> _Problem statement_:
Return each line of the listing that contains the string "persecution".

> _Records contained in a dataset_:

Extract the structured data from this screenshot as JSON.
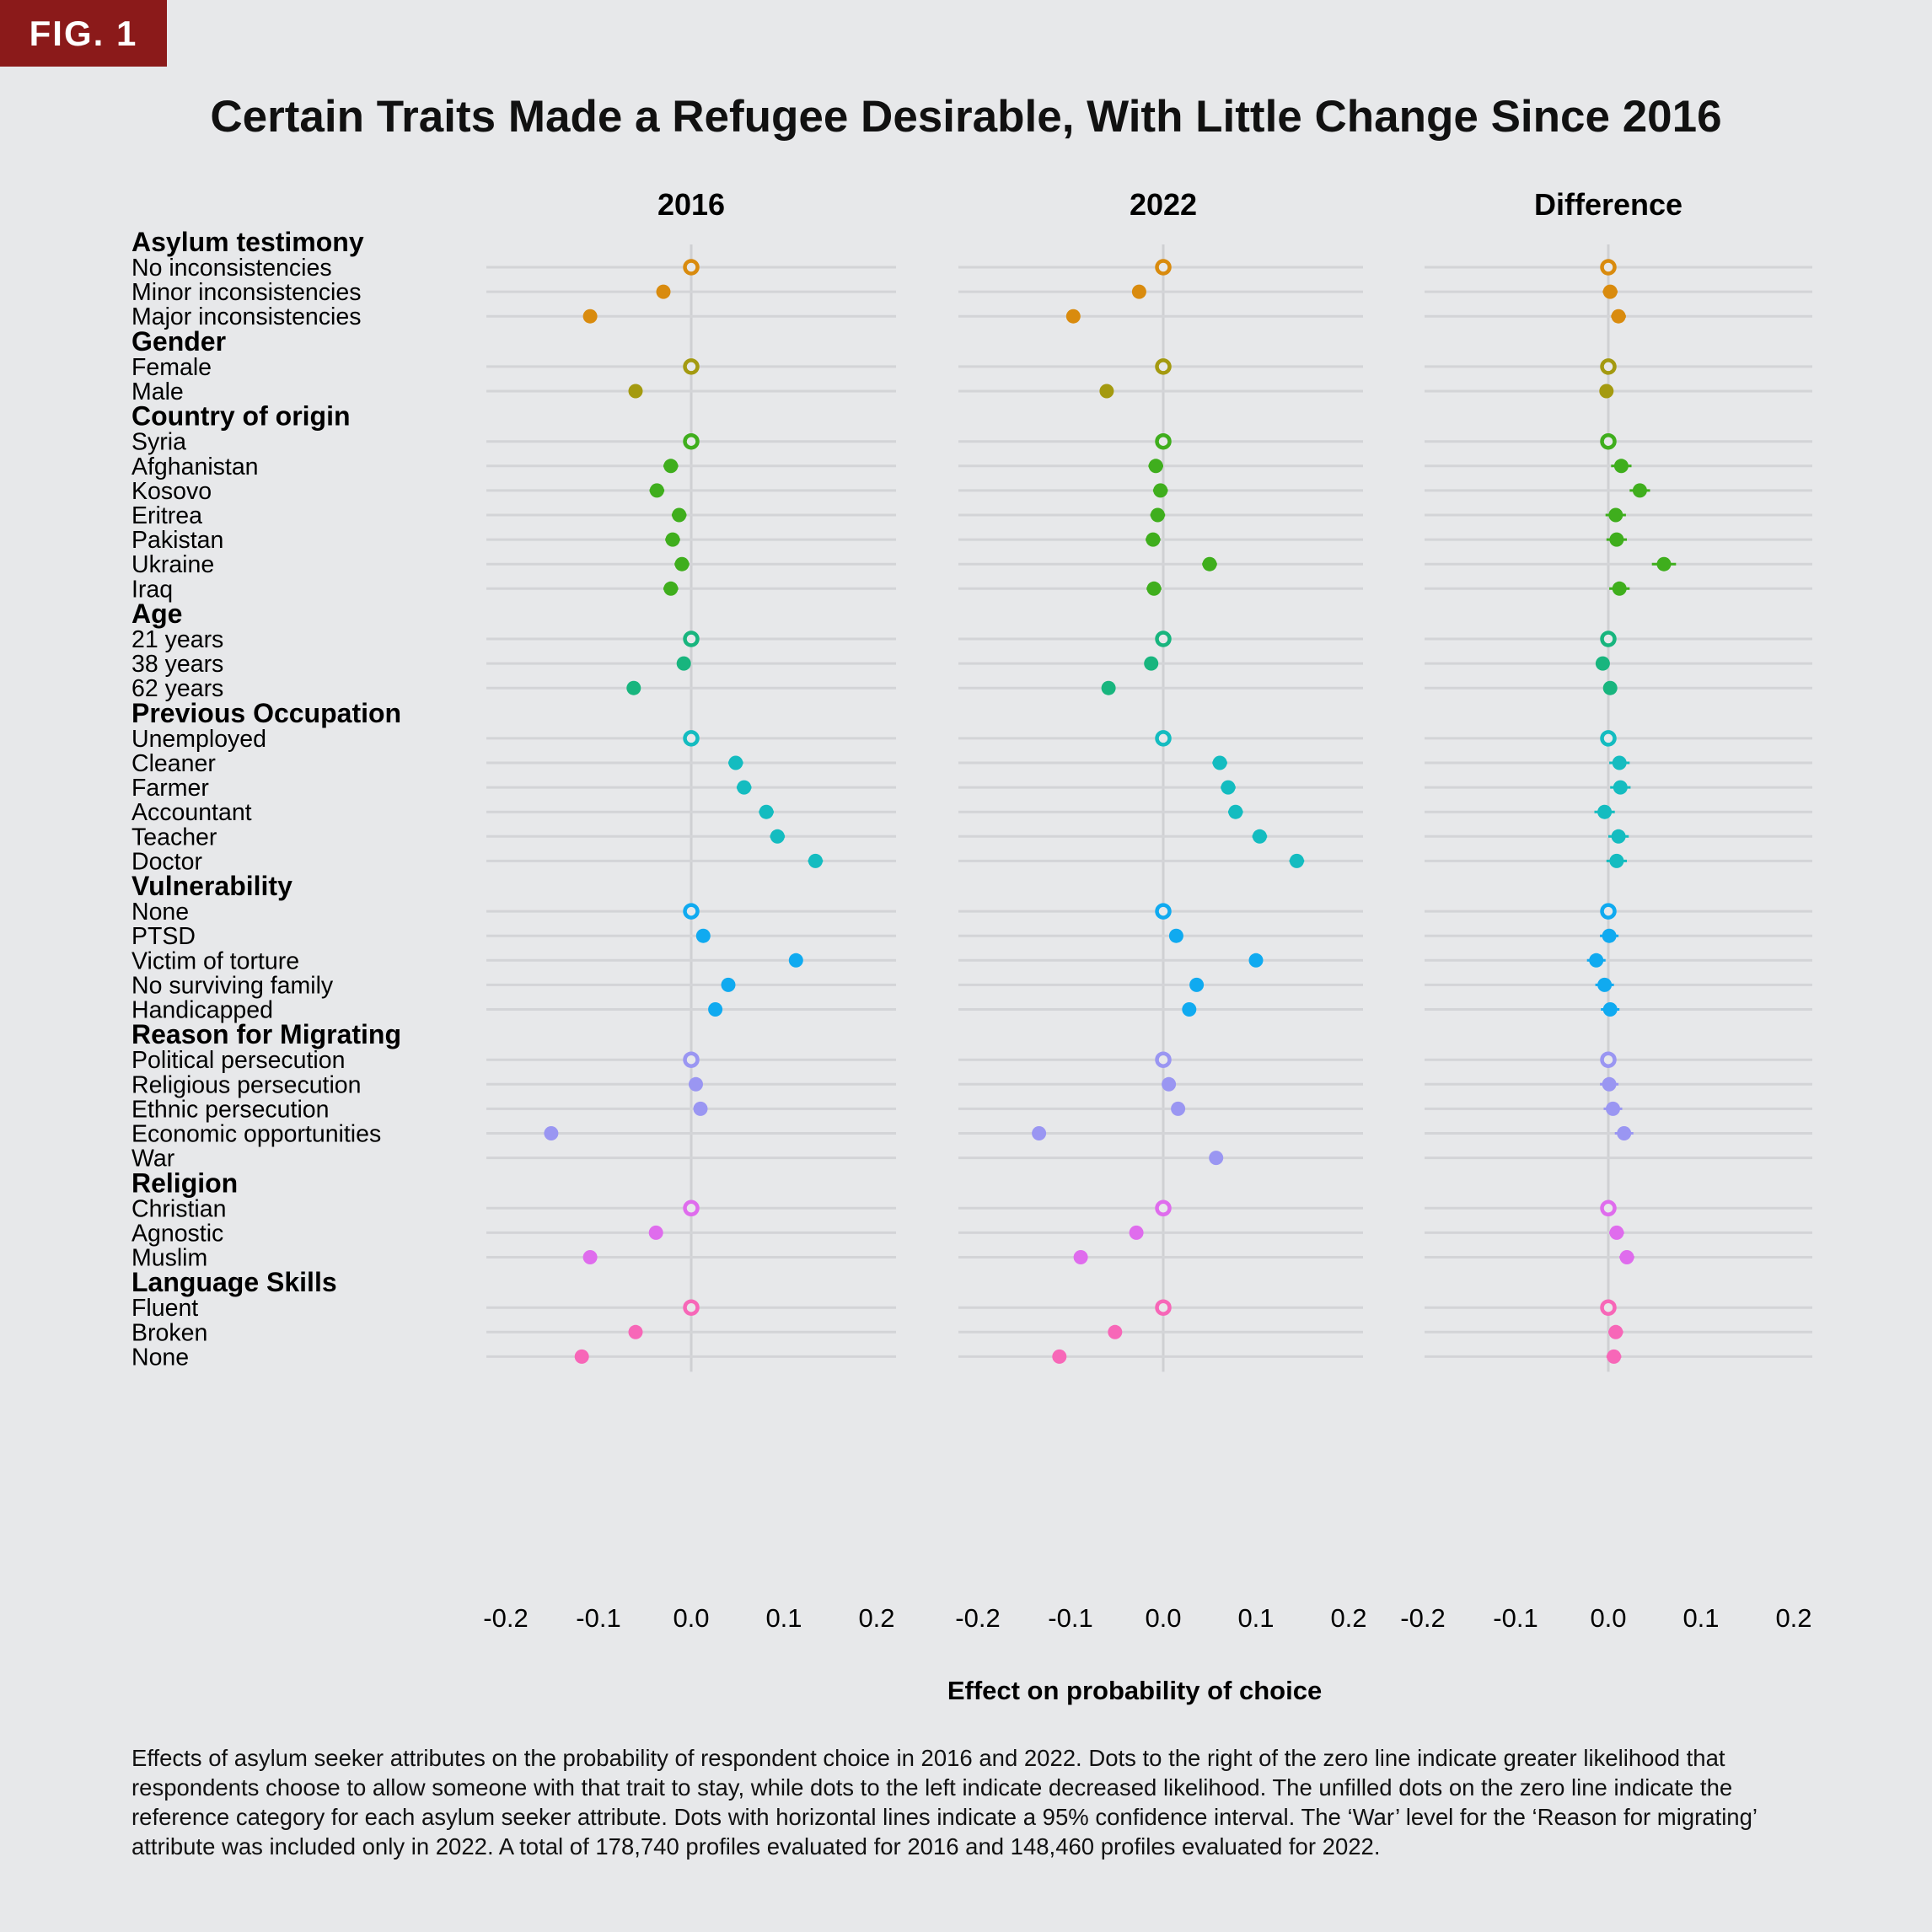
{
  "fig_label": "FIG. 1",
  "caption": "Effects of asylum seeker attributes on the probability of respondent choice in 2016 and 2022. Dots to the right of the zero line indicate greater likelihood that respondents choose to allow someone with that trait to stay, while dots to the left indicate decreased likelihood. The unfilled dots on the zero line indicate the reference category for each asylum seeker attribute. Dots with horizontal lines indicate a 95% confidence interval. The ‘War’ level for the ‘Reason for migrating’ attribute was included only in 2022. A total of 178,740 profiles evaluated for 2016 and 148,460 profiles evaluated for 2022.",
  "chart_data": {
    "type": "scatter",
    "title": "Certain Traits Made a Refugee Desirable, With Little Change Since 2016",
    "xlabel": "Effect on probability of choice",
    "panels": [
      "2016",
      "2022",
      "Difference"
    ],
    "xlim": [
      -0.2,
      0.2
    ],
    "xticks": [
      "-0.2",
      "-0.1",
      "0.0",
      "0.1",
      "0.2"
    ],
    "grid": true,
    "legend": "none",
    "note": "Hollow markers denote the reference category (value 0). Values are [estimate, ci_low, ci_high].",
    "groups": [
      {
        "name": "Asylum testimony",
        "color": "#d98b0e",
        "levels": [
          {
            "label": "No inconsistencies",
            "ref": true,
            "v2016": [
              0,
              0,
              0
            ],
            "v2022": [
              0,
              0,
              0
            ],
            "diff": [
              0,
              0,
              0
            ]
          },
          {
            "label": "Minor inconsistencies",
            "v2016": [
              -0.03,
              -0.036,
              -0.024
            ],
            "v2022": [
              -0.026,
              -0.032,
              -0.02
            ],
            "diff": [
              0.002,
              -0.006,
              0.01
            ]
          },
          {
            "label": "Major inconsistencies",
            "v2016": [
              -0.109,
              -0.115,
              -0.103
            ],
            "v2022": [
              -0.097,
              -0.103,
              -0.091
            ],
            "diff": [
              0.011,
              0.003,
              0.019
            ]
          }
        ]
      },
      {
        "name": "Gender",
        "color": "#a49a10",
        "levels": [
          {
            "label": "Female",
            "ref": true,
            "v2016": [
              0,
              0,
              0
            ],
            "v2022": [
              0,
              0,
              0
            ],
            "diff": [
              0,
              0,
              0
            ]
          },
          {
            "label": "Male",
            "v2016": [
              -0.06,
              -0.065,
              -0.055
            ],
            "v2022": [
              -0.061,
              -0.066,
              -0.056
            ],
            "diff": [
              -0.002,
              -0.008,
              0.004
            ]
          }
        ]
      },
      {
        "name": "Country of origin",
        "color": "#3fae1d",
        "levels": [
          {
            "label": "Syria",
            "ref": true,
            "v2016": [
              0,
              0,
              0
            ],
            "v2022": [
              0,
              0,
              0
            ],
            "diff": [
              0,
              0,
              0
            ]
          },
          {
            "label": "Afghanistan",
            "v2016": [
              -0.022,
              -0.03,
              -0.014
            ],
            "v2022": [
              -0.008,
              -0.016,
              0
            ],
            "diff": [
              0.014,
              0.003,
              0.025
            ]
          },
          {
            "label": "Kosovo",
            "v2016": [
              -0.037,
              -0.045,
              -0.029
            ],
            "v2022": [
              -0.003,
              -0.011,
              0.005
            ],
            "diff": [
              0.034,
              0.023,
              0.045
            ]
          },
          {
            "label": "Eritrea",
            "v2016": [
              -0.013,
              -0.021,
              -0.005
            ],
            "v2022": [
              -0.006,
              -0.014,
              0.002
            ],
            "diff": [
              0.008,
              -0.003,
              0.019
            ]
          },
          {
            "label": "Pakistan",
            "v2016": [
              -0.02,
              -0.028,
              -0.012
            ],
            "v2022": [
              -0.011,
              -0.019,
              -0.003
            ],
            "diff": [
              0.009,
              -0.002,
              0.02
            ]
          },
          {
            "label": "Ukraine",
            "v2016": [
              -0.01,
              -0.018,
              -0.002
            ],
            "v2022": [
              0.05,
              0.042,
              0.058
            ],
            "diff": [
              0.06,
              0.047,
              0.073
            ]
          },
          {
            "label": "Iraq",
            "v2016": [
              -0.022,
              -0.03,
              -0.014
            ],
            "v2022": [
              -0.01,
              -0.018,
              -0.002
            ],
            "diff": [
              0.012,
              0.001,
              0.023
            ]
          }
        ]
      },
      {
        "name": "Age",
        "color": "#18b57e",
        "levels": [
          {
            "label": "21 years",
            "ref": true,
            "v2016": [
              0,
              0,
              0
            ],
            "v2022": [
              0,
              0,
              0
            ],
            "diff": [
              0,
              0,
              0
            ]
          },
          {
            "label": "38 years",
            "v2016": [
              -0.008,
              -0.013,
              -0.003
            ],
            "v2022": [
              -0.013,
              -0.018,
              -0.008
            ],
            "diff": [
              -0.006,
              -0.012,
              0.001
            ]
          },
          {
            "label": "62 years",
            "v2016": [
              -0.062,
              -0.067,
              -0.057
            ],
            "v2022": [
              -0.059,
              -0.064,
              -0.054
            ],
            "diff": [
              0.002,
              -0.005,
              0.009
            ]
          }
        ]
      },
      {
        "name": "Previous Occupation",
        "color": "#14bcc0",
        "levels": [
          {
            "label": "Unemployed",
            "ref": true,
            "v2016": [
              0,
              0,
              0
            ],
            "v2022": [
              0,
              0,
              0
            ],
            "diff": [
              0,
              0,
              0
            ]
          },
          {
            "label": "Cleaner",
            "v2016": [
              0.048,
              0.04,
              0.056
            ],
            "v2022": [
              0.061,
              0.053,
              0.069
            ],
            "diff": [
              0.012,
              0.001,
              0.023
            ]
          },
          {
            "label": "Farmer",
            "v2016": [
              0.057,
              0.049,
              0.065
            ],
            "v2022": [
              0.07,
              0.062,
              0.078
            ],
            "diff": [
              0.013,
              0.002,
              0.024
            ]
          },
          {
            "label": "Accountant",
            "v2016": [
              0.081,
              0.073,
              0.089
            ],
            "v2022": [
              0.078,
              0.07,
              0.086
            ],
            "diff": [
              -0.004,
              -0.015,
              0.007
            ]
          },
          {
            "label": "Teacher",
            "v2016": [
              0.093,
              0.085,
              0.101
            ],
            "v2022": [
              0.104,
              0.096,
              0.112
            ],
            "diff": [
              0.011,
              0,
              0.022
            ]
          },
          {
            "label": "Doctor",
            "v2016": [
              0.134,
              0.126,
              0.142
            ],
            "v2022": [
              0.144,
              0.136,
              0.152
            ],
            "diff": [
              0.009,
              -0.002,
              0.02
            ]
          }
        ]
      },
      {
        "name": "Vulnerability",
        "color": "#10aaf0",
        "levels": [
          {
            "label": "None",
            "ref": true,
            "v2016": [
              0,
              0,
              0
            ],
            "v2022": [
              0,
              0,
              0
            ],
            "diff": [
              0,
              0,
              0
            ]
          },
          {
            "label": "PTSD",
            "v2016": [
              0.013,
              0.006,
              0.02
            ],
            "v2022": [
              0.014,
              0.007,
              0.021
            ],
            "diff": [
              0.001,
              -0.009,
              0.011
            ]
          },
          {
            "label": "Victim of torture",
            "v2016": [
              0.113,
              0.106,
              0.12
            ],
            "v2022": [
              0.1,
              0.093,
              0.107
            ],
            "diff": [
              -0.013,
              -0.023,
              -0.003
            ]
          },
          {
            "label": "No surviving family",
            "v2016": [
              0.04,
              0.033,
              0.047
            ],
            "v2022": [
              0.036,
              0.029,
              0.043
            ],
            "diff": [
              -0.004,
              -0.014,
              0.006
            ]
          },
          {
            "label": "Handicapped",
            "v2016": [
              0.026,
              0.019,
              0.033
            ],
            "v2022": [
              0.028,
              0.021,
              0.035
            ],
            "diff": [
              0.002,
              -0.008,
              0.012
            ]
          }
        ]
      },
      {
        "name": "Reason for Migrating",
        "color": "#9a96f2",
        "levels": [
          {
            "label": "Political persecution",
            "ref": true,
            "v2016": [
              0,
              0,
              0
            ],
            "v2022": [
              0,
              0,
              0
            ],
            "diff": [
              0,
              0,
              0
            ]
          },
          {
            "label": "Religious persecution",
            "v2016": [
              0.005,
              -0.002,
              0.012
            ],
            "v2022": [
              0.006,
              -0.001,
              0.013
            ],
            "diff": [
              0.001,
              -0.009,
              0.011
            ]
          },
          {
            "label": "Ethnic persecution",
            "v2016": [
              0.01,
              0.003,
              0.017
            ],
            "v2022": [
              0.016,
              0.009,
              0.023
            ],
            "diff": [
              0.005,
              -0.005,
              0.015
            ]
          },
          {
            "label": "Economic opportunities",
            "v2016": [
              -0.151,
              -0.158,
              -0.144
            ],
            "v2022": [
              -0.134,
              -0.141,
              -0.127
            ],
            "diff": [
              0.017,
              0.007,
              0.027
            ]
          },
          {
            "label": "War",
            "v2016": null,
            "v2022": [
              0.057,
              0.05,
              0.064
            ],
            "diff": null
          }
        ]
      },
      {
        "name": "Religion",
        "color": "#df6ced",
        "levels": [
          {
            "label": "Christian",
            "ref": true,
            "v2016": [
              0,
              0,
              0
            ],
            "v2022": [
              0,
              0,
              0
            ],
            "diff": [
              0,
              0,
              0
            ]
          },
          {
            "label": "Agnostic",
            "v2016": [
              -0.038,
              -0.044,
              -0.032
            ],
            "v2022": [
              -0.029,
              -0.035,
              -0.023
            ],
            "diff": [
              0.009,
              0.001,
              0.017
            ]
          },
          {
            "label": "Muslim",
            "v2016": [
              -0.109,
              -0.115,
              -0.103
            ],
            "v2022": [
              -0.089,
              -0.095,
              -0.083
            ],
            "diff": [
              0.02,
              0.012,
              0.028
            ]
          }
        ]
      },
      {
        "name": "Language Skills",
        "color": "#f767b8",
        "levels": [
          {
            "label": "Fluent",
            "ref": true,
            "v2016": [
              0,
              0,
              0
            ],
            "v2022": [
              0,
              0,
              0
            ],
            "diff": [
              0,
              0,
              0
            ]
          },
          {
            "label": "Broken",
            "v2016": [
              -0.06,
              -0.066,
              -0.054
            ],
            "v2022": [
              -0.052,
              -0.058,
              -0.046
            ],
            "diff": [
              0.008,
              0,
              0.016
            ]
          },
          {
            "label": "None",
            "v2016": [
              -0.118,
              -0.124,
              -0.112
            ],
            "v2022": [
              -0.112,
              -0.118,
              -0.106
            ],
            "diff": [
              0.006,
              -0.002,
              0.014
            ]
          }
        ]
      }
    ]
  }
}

> _Exercise result_:
            "label": "Political persecution",
            "label": "Religious persecution",
            "label": "Ethnic persecution",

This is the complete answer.